[Element-and-box listings]

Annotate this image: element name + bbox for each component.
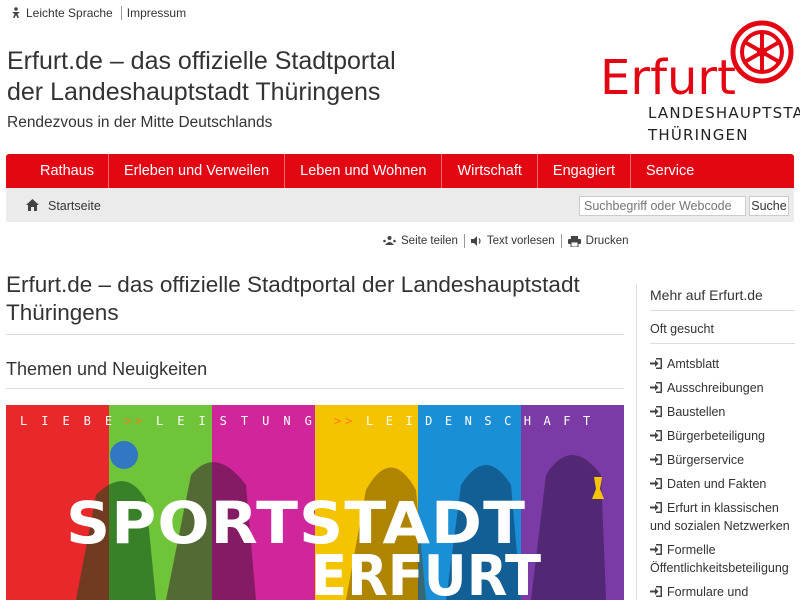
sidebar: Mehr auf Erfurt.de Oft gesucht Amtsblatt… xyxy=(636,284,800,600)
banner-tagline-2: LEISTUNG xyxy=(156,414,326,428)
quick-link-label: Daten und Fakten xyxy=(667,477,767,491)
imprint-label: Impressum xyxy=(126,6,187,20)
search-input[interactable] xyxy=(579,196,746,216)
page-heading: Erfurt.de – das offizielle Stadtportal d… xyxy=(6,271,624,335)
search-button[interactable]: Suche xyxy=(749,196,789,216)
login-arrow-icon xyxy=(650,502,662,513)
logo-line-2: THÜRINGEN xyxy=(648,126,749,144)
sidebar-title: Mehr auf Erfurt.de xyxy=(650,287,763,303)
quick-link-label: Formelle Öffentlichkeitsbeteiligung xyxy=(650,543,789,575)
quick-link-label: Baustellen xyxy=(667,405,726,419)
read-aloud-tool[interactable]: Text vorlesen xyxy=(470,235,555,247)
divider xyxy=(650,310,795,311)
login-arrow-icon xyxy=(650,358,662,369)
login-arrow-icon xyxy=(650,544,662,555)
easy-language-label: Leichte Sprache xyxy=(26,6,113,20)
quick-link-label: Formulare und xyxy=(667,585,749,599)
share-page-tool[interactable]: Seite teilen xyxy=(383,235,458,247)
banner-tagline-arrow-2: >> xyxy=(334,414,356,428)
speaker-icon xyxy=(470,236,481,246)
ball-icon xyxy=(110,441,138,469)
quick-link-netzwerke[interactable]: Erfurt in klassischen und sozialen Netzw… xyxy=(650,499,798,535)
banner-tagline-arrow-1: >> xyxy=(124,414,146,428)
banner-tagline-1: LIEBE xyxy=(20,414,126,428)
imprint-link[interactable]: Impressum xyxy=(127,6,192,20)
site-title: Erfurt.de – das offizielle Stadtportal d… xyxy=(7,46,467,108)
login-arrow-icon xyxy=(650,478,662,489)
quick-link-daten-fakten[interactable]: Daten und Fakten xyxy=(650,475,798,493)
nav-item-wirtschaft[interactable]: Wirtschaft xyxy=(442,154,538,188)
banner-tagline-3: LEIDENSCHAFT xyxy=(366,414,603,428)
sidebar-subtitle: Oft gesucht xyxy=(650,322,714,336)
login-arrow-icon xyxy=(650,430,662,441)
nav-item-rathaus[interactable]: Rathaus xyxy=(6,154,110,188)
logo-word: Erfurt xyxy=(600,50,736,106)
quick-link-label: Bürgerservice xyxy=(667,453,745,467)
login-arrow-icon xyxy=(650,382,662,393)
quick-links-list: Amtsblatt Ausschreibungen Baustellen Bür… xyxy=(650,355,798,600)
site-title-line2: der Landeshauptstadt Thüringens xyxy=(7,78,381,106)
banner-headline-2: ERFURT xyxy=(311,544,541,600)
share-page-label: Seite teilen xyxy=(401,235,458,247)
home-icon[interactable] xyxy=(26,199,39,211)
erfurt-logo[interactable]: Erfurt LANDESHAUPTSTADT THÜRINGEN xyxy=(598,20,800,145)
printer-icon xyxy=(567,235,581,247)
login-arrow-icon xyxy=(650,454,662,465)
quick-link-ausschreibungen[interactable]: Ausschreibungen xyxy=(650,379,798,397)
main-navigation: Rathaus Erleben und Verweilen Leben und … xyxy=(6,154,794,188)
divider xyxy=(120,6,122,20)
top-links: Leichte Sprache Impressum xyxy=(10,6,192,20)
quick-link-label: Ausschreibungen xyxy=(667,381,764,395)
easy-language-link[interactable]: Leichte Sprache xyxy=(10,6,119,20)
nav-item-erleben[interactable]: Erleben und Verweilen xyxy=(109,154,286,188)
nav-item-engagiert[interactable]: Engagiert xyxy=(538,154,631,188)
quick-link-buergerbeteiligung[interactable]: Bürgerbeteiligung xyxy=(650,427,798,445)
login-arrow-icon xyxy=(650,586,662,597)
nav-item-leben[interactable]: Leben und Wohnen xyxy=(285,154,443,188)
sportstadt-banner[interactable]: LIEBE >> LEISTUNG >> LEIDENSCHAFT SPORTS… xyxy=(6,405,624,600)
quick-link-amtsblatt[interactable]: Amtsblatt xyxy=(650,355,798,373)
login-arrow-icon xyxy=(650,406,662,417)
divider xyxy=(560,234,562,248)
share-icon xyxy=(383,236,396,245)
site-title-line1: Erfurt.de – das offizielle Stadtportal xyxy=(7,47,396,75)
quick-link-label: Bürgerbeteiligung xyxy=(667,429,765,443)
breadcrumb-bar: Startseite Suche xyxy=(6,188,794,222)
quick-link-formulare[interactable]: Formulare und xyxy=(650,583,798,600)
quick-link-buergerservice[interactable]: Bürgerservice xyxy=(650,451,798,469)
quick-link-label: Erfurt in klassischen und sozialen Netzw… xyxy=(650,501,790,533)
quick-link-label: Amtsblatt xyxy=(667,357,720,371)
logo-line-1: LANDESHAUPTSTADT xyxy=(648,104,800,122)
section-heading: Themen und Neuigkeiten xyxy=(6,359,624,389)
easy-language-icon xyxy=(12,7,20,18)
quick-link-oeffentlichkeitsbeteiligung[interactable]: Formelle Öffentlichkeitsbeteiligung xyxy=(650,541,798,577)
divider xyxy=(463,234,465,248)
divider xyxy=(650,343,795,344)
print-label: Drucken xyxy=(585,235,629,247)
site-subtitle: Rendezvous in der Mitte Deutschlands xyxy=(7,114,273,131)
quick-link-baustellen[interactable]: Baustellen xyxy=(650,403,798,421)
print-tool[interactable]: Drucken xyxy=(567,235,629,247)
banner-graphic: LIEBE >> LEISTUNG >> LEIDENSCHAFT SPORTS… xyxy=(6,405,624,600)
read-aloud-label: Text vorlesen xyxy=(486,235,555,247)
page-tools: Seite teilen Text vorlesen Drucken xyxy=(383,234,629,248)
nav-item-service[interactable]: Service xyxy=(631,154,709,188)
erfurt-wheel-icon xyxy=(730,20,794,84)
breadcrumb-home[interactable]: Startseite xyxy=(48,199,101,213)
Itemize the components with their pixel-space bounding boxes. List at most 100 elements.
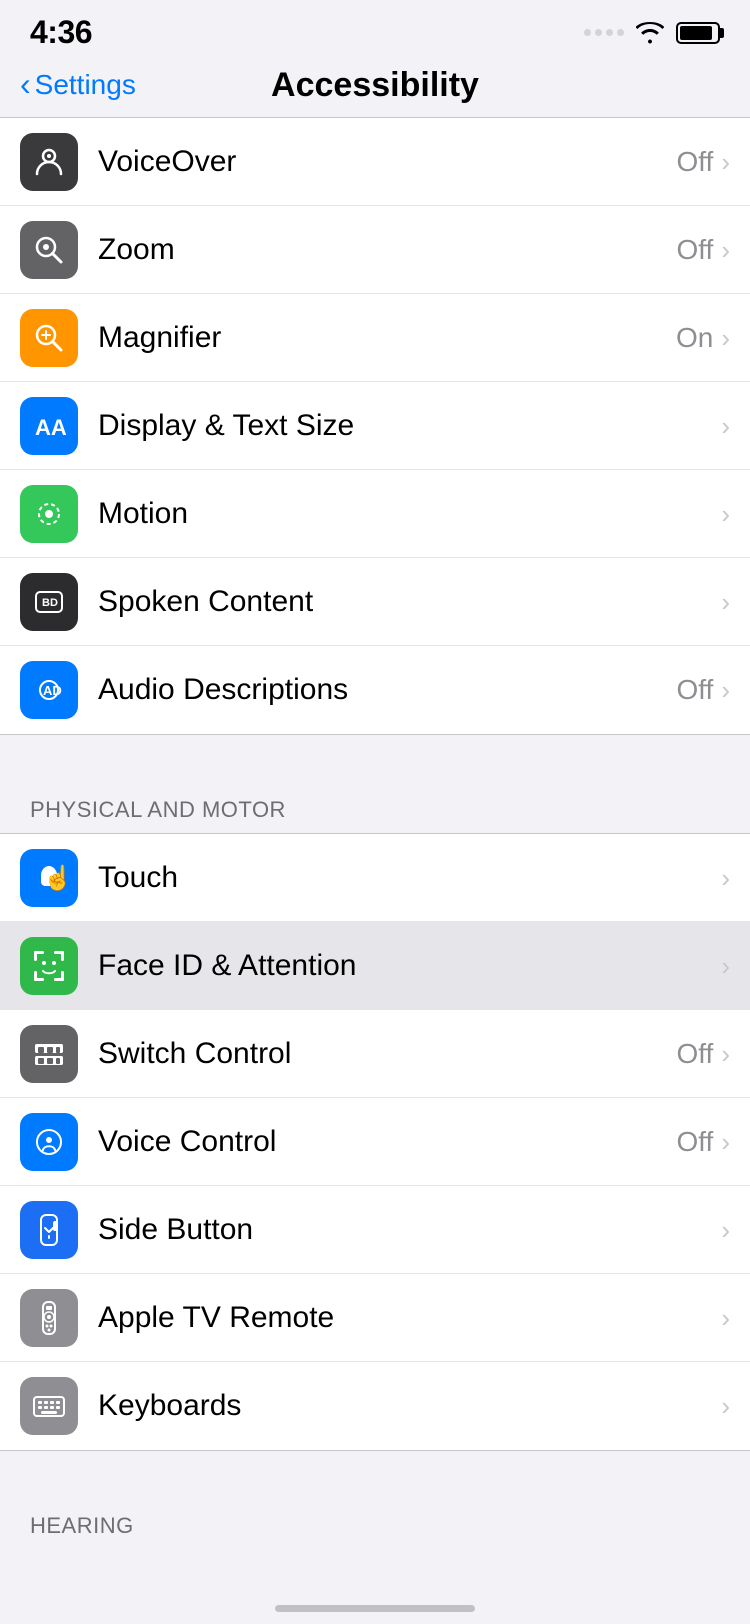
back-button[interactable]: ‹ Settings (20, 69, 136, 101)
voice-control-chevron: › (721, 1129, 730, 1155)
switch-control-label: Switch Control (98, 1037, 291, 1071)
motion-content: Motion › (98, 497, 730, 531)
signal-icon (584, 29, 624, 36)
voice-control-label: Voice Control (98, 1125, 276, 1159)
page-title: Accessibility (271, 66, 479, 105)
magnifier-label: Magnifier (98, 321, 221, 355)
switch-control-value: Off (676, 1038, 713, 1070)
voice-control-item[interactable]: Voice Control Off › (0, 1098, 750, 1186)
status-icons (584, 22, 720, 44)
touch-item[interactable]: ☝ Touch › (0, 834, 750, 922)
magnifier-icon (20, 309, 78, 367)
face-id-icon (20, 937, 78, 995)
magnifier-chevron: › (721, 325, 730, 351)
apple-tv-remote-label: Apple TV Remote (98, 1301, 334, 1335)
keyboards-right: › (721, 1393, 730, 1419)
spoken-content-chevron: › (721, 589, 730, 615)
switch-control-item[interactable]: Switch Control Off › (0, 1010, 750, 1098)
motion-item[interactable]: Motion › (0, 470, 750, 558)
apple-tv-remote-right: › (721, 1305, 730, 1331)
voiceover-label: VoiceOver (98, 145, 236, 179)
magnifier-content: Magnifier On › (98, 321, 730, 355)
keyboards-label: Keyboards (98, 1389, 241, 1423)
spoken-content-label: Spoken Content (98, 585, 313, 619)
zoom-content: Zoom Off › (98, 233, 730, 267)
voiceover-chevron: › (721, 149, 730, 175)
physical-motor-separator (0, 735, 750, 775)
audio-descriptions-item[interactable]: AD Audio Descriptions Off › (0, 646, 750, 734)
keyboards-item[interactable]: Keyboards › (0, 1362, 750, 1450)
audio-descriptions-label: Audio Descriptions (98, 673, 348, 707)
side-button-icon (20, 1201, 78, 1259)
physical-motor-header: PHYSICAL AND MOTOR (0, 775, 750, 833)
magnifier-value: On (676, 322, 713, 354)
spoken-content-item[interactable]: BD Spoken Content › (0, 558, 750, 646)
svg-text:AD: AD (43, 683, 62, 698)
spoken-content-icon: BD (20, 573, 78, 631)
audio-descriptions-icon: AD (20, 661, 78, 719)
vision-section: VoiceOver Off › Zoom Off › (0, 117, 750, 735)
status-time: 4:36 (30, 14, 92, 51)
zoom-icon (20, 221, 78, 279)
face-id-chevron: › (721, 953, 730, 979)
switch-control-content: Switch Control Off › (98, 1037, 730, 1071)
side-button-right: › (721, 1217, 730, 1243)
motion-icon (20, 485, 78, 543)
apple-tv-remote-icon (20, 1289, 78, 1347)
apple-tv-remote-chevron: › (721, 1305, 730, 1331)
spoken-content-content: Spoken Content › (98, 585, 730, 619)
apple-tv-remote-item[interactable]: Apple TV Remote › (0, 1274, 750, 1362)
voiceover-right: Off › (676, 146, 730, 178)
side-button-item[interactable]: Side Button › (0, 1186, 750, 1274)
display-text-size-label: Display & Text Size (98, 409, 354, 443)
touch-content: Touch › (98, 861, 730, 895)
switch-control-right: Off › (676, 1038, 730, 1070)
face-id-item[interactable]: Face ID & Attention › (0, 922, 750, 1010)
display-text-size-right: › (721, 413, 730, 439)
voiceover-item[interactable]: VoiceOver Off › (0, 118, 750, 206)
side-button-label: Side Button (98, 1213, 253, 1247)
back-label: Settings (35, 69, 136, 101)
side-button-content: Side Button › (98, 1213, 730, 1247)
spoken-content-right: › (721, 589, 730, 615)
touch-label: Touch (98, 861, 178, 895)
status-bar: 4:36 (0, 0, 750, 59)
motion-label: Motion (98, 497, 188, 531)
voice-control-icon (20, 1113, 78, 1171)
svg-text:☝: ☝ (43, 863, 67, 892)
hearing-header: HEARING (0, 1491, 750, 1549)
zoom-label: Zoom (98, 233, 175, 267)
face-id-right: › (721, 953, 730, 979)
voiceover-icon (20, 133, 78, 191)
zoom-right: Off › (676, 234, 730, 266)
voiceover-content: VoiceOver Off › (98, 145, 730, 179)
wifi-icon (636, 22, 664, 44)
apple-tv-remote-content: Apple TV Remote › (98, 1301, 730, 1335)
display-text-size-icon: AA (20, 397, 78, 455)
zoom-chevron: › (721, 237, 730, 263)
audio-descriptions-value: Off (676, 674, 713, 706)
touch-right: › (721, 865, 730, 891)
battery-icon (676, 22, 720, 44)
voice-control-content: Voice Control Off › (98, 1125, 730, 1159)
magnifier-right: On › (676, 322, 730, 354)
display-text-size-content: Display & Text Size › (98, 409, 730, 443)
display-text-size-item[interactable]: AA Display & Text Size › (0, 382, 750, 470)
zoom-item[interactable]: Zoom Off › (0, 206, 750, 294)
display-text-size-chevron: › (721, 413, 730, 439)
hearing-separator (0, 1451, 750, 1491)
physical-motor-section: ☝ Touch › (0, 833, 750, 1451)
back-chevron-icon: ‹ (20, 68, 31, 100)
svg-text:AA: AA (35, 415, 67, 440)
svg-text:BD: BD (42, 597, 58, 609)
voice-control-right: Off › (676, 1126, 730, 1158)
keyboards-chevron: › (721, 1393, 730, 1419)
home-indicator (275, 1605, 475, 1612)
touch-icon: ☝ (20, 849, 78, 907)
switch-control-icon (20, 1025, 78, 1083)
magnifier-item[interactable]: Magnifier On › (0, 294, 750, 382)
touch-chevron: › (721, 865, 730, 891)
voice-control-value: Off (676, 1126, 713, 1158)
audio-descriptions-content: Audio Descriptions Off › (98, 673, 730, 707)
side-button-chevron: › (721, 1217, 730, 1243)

◆ **Problem description**: Quote the stretch of rows from the line containing "sidebar: Mehr auf" through the line containing "logo-line-2: THÜRINGEN xyxy=(648,126,749,144)", both included, character for character.

◆ **Answer below**:
sidebar: Mehr auf Erfurt.de Oft gesucht Amtsblatt… xyxy=(636,284,800,600)
banner-tagline-2: LEISTUNG xyxy=(156,414,326,428)
quick-link-label: Daten und Fakten xyxy=(667,477,767,491)
imprint-label: Impressum xyxy=(126,6,187,20)
search-input[interactable] xyxy=(579,196,746,216)
page-heading: Erfurt.de – das offizielle Stadtportal d… xyxy=(6,271,624,335)
search-button[interactable]: Suche xyxy=(749,196,789,216)
login-arrow-icon xyxy=(650,502,662,513)
logo-line-2: THÜRINGEN xyxy=(648,126,749,144)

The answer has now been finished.